Extrait du texte:

++++

Presque 3 ans après notre dernière visite, après 3250 nm parcourus et 23,5 jours de mer, nous avons enfin mouillé l'ancre face à Rikitea. Je ne saurais exprimer fidèlement les sentiments que nous éprouvons sur l'heure tant est grande l'émotion qui nous étreint d'avoir accompli cette traversée avec succès. A vrai dire, nous avons tous, je pense, une petite larme à l'oeil...


On est arrivé !!!

Jusqu'à la fin, le suspens aura été de la partie: entre le gouvernail qui menaçait de céder pour de bon, les vents qui semblaient s'être concertés pour nous contrarier et le réservoir d'essence qui se vidait dangeureusement (650L consommés, sur les 700 disponibles), j'ai bien cru que la traversée ne finirait jamais. Reste maintenant à savourer notre réussite avant de reprendre le bateau en main. Outre les diverses avaries, nous devons également faire face à un problème plus urgent: 3 des 4 cabines ont été submergées. Bien sûr, les quantités d'eau sont faibles mais les matelas sont mouillés (et, pour certains, depuis 2 semaines) et doivent être séchés avant de pouvoir être utilisés. La literie et les vêtements qui s'y trouvaient doivent aussi être lavés à l'eau douce et séchés mais cela peut attendre. Ensuite, il faudra faire disparaître les moisissures qui ont pris pied dans les cabines moites et inoccupées pendant 3 semaines.

++++

Consignes de travail:
1. Réécrivez le passage du récit de traversée situé entre « Presque 3 ans » et « est arrivé !!! », inclus, en remplaçant « Rikitea » par « Mangareva ».
2. Traduisez en anglais, s'il vous plaît, cette phrase du récit de traversée : « Reste maintenant à savourer notre réussite avant de reprendre le bateau en main. »
Le matériel présenté ensuite provient d'une autre source.

Extraits des données:
++++

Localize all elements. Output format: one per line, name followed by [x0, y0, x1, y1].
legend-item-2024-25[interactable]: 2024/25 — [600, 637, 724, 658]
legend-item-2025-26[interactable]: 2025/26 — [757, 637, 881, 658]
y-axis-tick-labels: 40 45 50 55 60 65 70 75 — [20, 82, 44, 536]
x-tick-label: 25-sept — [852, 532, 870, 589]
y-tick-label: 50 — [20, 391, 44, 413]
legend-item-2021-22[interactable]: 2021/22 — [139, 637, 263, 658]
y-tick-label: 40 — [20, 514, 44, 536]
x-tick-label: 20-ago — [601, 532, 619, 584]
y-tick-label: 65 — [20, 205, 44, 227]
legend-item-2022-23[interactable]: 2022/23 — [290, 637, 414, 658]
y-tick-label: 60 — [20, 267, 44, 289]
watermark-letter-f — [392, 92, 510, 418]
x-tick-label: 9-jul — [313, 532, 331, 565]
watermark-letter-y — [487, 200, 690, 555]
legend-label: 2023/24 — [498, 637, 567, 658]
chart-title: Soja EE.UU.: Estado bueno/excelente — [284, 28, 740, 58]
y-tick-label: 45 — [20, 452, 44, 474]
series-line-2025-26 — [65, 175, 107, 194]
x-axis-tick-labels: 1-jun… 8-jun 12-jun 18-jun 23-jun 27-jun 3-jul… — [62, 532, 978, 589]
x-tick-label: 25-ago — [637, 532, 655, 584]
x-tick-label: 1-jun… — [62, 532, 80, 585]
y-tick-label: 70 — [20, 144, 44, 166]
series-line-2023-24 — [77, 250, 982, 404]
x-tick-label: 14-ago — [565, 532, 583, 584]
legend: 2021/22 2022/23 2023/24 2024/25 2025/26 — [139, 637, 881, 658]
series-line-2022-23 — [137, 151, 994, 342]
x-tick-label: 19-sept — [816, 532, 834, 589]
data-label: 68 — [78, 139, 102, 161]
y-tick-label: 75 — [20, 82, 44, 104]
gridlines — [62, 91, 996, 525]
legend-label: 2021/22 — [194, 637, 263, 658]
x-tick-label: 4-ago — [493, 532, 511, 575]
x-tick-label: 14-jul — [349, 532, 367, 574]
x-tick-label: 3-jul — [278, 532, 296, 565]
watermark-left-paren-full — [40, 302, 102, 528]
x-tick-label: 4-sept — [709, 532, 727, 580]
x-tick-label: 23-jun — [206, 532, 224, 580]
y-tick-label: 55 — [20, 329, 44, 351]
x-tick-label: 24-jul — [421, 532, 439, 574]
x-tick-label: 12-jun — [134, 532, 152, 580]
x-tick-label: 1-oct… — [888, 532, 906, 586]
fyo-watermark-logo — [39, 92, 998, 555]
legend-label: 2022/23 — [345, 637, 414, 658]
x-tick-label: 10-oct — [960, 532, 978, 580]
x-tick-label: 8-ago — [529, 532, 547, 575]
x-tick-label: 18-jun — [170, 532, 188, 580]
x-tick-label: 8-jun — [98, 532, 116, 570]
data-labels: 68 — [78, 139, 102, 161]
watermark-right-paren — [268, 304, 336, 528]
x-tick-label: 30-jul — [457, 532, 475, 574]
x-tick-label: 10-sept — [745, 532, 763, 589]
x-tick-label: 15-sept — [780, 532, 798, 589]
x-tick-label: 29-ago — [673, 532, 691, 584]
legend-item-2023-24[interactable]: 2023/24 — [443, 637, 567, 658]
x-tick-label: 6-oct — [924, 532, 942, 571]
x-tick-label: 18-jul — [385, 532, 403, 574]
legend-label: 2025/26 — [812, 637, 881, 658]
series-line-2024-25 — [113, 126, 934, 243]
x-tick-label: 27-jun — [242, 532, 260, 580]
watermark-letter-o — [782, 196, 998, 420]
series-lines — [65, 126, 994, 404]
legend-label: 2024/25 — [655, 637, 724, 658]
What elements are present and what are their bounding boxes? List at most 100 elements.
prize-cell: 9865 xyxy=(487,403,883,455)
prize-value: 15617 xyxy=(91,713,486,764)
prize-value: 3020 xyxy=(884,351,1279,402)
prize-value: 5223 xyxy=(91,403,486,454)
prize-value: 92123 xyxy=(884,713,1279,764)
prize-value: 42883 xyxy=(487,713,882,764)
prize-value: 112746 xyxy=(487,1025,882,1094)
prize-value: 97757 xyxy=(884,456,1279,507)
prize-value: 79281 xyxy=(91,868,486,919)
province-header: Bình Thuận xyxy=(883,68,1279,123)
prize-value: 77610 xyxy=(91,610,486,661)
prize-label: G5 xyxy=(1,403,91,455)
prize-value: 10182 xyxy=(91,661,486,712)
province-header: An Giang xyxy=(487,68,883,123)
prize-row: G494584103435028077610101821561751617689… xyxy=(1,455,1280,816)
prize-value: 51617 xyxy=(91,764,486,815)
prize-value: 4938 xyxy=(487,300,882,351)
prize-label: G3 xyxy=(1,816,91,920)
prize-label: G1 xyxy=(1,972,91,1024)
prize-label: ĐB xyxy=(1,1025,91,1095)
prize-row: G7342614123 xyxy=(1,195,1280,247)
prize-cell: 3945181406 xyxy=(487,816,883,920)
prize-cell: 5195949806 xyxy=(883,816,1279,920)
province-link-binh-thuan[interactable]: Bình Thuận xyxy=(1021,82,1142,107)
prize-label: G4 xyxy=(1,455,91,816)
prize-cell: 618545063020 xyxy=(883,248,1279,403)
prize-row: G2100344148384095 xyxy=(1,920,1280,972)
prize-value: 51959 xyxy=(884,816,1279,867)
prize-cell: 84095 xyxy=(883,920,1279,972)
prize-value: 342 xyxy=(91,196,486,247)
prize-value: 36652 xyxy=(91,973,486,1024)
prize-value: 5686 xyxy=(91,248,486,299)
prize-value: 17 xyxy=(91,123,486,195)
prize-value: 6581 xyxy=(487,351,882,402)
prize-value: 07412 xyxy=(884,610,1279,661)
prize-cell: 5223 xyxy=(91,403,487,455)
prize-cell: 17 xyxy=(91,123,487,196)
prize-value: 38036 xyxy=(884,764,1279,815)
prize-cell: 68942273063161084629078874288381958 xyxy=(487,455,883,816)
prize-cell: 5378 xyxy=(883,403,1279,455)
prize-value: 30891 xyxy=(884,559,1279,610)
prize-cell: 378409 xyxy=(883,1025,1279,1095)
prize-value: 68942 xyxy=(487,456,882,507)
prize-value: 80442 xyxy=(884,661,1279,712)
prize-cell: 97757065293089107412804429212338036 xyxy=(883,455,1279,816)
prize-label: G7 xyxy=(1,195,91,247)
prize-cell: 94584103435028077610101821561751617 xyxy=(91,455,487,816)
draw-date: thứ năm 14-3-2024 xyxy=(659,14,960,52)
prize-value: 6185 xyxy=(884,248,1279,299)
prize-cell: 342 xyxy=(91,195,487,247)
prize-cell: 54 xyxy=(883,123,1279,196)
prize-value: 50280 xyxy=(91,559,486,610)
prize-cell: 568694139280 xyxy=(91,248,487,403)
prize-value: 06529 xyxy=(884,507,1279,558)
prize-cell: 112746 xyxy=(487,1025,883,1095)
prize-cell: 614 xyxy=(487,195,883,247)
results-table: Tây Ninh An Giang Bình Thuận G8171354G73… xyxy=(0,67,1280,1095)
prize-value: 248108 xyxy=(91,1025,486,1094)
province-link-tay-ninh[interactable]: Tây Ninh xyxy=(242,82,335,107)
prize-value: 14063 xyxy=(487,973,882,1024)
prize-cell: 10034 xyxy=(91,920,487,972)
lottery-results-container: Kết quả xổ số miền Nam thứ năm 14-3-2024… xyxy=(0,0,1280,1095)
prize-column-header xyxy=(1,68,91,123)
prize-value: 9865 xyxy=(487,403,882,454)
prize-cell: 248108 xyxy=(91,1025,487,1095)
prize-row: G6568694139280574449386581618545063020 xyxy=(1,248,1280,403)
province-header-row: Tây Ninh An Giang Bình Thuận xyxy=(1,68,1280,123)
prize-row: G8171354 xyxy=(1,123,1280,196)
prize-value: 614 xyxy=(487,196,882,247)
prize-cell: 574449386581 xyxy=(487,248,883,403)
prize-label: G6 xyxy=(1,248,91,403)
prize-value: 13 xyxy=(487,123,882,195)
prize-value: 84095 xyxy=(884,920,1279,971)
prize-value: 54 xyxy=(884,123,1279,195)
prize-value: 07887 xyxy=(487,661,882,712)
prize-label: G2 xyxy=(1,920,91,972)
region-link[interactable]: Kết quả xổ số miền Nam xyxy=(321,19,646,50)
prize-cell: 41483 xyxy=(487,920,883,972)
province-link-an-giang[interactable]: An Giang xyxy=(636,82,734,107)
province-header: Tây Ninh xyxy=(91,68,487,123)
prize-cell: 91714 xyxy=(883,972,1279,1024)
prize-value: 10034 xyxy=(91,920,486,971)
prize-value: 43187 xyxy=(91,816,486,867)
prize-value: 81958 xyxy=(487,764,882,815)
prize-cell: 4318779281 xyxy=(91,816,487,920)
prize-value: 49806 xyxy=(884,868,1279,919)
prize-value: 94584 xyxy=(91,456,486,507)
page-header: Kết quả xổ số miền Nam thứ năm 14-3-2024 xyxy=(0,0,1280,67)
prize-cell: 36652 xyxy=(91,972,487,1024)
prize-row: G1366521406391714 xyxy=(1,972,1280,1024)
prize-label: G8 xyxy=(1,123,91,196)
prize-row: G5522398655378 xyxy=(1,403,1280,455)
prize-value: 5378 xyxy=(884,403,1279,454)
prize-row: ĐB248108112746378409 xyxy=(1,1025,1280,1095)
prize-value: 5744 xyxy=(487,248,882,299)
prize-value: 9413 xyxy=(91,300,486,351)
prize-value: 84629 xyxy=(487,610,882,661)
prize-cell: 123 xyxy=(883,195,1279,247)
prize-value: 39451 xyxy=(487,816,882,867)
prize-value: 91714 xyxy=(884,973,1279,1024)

++++

Résultats par tâche:
1.
Presque 3 ans après notre dernière visite, après 3250 nm parcourus et 23,5 jours de mer, nous avons enfin mouillé l'ancre face à Mangareva. Je ne saurais exprimer fidèlement les sentiments que nous éprouvons sur l'heure tant est grande l'émotion qui nous étreint d'avoir accompli cette traversée avec succès. A vrai dire, nous avons tous, je pense, une petite larme à l'oeil...


On est arrivé !!!

2. All that remains now is to savor our success before taking the boat in hand again.